(Rows from a figure dataset)

***

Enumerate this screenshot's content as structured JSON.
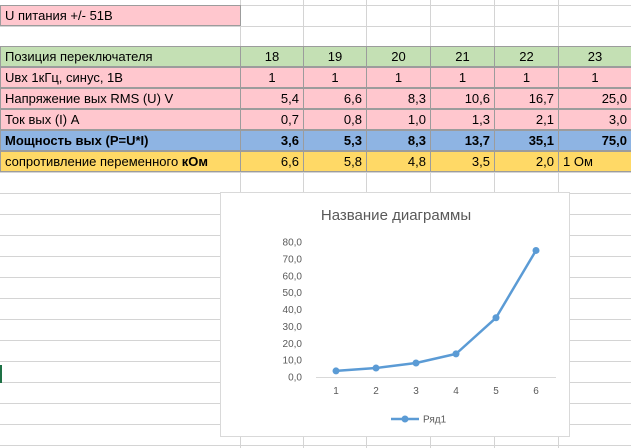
{
  "sheet": {
    "title_cell": "U питания +/- 51В",
    "header_row": {
      "label": "Позиция переключателя",
      "values": [
        "18",
        "19",
        "20",
        "21",
        "22",
        "23"
      ]
    },
    "rows": [
      {
        "label": "Uвх 1кГц, синус, 1В",
        "values": [
          "1",
          "1",
          "1",
          "1",
          "1",
          "1"
        ],
        "align": "center",
        "bold": false,
        "color": "#ffc7ce"
      },
      {
        "label": "Напряжение вых RMS (U) V",
        "values": [
          "5,4",
          "6,6",
          "8,3",
          "10,6",
          "16,7",
          "25,0"
        ],
        "align": "right",
        "bold": false,
        "color": "#ffc7ce"
      },
      {
        "label": "Ток вых (I) A",
        "values": [
          "0,7",
          "0,8",
          "1,0",
          "1,3",
          "2,1",
          "3,0"
        ],
        "align": "right",
        "bold": false,
        "color": "#ffc7ce"
      },
      {
        "label": "Мощность вых (P=U*I)",
        "values": [
          "3,6",
          "5,3",
          "8,3",
          "13,7",
          "35,1",
          "75,0"
        ],
        "align": "right",
        "bold": true,
        "color": "#8eb4e3"
      }
    ],
    "resistance_row": {
      "label_prefix": "сопротивление переменного ",
      "label_bold": "кОм",
      "values": [
        "6,6",
        "5,8",
        "4,8",
        "3,5",
        "2,0"
      ],
      "last_value": "1 Ом",
      "color": "#ffd966"
    },
    "colors": {
      "title": "#ffc7ce",
      "header": "#c4e0b4",
      "gridline": "#d4d4d4",
      "cell_border": "#9c9c9c"
    }
  },
  "chart_data": {
    "type": "line",
    "title": "Название диаграммы",
    "categories": [
      "1",
      "2",
      "3",
      "4",
      "5",
      "6"
    ],
    "series": [
      {
        "name": "Ряд1",
        "values": [
          3.6,
          5.3,
          8.3,
          13.7,
          35.1,
          75.0
        ],
        "color": "#5b9bd5"
      }
    ],
    "yticks": [
      "0,0",
      "10,0",
      "20,0",
      "30,0",
      "40,0",
      "50,0",
      "60,0",
      "70,0",
      "80,0"
    ],
    "ylim": [
      0,
      80
    ],
    "grid": false,
    "legend": "bottom"
  }
}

***

▶ SET PROBLEM
Retype the listing exactly. Pictures do not belong in the copy.

▶ COMPLETE ANSWER
Enumerate this screenshot's content as structured JSON.
{
  "sheet": {
    "title_cell": "U питания +/- 51В",
    "header_row": {
      "label": "Позиция переключателя",
      "values": [
        "18",
        "19",
        "20",
        "21",
        "22",
        "23"
      ]
    },
    "rows": [
      {
        "label": "Uвх 1кГц, синус, 1В",
        "values": [
          "1",
          "1",
          "1",
          "1",
          "1",
          "1"
        ],
        "align": "center",
        "bold": false,
        "color": "#ffc7ce"
      },
      {
        "label": "Напряжение вых RMS (U) V",
        "values": [
          "5,4",
          "6,6",
          "8,3",
          "10,6",
          "16,7",
          "25,0"
        ],
        "align": "right",
        "bold": false,
        "color": "#ffc7ce"
      },
      {
        "label": "Ток вых (I) A",
        "values": [
          "0,7",
          "0,8",
          "1,0",
          "1,3",
          "2,1",
          "3,0"
        ],
        "align": "right",
        "bold": false,
        "color": "#ffc7ce"
      },
      {
        "label": "Мощность вых (P=U*I)",
        "values": [
          "3,6",
          "5,3",
          "8,3",
          "13,7",
          "35,1",
          "75,0"
        ],
        "align": "right",
        "bold": true,
        "color": "#8eb4e3"
      }
    ],
    "resistance_row": {
      "label_prefix": "сопротивление переменного ",
      "label_bold": "кОм",
      "values": [
        "6,6",
        "5,8",
        "4,8",
        "3,5",
        "2,0"
      ],
      "last_value": "1 Ом",
      "color": "#ffd966"
    },
    "colors": {
      "title": "#ffc7ce",
      "header": "#c4e0b4",
      "gridline": "#d4d4d4",
      "cell_border": "#9c9c9c"
    }
  },
  "chart_data": {
    "type": "line",
    "title": "Название диаграммы",
    "categories": [
      "1",
      "2",
      "3",
      "4",
      "5",
      "6"
    ],
    "series": [
      {
        "name": "Ряд1",
        "values": [
          3.6,
          5.3,
          8.3,
          13.7,
          35.1,
          75.0
        ],
        "color": "#5b9bd5"
      }
    ],
    "yticks": [
      "0,0",
      "10,0",
      "20,0",
      "30,0",
      "40,0",
      "50,0",
      "60,0",
      "70,0",
      "80,0"
    ],
    "ylim": [
      0,
      80
    ],
    "grid": false,
    "legend": "bottom"
  }
}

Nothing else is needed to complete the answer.